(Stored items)
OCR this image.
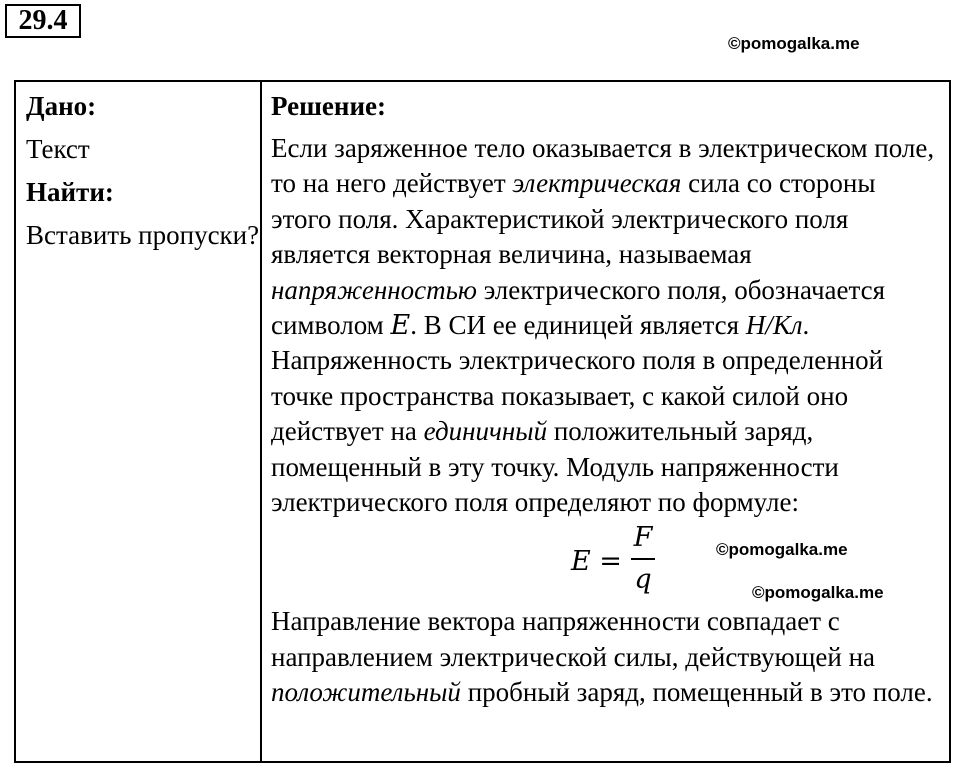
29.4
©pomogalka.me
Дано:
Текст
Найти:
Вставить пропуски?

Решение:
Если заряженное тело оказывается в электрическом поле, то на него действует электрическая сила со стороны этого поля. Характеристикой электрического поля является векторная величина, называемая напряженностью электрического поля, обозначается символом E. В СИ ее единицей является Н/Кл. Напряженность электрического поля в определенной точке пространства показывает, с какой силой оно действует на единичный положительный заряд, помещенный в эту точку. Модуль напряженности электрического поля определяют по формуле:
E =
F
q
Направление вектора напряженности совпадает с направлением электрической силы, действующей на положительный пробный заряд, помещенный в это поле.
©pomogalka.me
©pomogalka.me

--

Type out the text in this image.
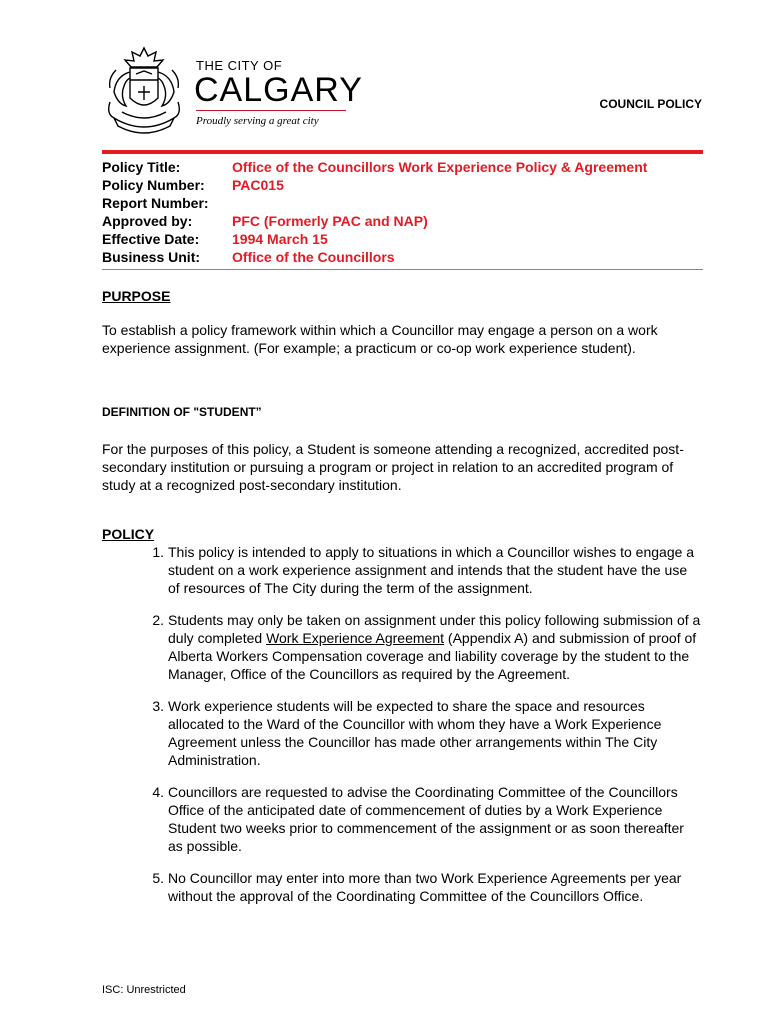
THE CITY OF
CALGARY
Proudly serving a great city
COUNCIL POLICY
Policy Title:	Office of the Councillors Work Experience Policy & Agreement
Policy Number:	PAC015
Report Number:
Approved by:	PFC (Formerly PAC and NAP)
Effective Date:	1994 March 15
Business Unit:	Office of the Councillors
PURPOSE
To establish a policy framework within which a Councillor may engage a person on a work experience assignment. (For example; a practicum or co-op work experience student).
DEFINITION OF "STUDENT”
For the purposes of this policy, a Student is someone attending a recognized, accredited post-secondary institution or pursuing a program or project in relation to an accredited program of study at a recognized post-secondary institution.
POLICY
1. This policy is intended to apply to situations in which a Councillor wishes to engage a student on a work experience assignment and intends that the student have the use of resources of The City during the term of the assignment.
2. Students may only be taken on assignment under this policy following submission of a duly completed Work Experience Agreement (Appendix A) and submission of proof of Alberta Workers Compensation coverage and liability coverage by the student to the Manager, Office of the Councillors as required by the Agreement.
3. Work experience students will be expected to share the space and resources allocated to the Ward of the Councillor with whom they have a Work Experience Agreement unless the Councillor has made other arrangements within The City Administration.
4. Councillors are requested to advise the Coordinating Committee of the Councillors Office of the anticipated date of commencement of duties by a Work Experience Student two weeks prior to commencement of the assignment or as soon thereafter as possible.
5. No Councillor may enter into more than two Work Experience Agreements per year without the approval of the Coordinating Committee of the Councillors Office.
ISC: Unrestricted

==

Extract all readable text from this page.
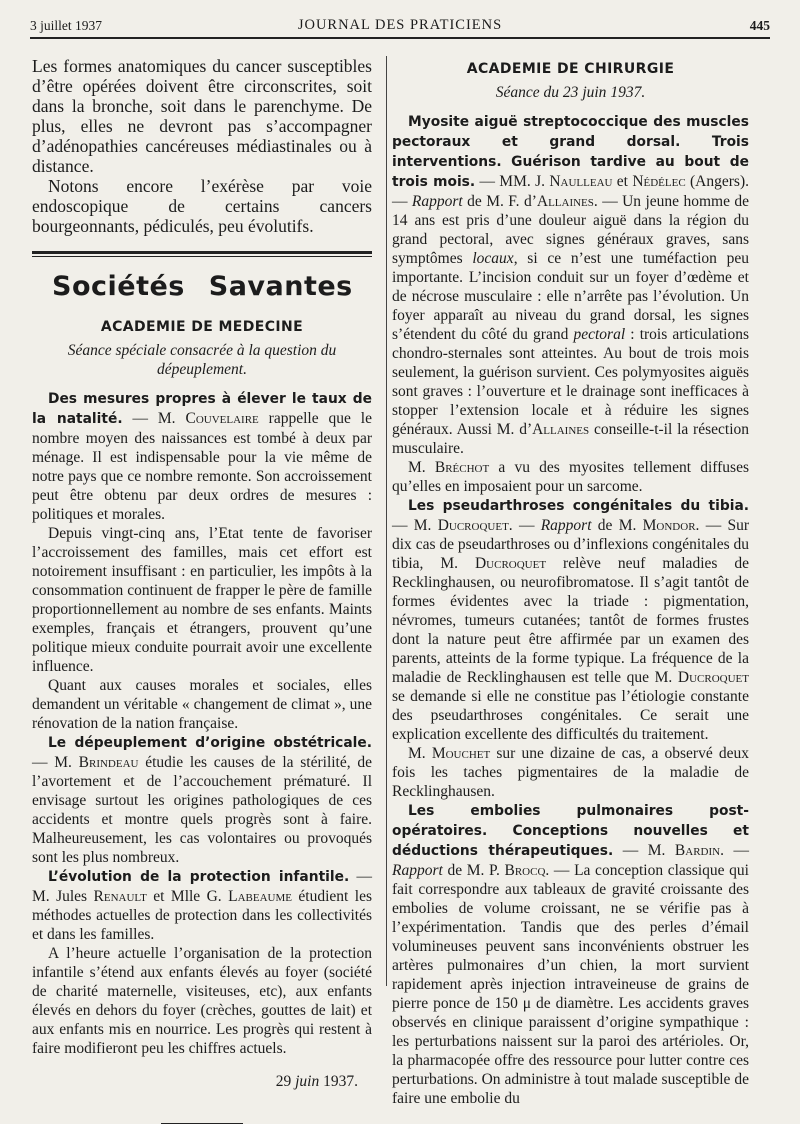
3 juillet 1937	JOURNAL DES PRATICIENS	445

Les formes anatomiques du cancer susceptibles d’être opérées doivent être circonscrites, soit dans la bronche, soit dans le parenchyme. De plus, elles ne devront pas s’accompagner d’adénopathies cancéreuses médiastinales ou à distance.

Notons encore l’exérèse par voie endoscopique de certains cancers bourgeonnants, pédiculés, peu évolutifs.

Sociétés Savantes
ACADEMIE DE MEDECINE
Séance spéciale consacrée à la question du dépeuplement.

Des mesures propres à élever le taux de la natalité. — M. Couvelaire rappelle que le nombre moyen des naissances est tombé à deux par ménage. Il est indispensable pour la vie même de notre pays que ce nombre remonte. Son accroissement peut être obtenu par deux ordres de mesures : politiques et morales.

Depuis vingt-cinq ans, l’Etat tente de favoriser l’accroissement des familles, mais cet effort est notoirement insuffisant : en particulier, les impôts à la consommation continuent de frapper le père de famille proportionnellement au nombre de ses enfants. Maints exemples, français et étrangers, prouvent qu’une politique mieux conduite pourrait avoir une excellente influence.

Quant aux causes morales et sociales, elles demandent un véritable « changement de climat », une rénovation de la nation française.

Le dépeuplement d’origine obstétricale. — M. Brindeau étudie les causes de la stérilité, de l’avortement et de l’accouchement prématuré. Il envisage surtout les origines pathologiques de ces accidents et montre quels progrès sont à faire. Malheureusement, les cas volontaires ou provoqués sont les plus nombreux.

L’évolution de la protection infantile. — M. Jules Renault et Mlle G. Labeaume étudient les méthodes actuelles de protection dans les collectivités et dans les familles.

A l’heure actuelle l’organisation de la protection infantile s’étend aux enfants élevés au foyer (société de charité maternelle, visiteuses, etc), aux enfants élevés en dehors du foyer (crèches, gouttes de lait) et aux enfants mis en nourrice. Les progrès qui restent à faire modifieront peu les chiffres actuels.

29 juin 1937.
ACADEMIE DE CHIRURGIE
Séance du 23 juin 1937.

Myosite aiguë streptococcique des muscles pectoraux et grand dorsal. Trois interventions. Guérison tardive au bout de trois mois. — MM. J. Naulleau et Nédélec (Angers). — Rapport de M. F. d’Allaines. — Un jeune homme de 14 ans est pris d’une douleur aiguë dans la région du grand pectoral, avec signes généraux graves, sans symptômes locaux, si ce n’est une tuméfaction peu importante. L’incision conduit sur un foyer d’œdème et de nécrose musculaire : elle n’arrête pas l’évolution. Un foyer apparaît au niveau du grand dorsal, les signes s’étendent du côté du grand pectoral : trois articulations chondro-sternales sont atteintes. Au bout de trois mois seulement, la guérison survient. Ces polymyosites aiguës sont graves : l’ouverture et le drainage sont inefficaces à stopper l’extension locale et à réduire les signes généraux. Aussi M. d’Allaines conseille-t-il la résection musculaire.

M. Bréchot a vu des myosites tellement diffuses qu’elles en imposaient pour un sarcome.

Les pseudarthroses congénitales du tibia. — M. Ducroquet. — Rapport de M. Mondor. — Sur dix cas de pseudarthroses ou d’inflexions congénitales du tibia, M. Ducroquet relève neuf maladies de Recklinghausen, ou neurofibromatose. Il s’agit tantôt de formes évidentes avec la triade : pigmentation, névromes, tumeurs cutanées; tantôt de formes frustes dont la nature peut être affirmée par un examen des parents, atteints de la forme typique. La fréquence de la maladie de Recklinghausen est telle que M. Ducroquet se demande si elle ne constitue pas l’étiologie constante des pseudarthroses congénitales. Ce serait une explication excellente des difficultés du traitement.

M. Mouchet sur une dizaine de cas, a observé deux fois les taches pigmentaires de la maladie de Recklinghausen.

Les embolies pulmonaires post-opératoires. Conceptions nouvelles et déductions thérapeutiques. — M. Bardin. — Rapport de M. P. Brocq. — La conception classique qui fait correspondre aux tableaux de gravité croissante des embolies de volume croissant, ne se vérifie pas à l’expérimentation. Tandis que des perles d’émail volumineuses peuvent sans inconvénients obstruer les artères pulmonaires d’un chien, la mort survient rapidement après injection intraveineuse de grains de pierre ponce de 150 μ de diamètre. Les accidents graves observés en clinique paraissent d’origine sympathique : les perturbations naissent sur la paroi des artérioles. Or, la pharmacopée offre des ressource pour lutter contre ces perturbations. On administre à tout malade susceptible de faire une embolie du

SHORT PROBLEM: Go through the material and copy out every line with "plus" in it.

TASK SOLUTION:
Les formes anatomiques du cancer susceptibles d’être opérées doivent être circonscrites, soit dans la bronche, soit dans le parenchyme. De plus, elles ne devront pas s’accompagner d’adénopathies cancéreuses médiastinales ou à distance.
Le dépeuplement d’origine obstétricale. — M. Brindeau étudie les causes de la stérilité, de l’avortement et de l’accouchement prématuré. Il envisage surtout les origines pathologiques de ces accidents et montre quels progrès sont à faire. Malheureusement, les cas volontaires ou provoqués sont les plus nombreux.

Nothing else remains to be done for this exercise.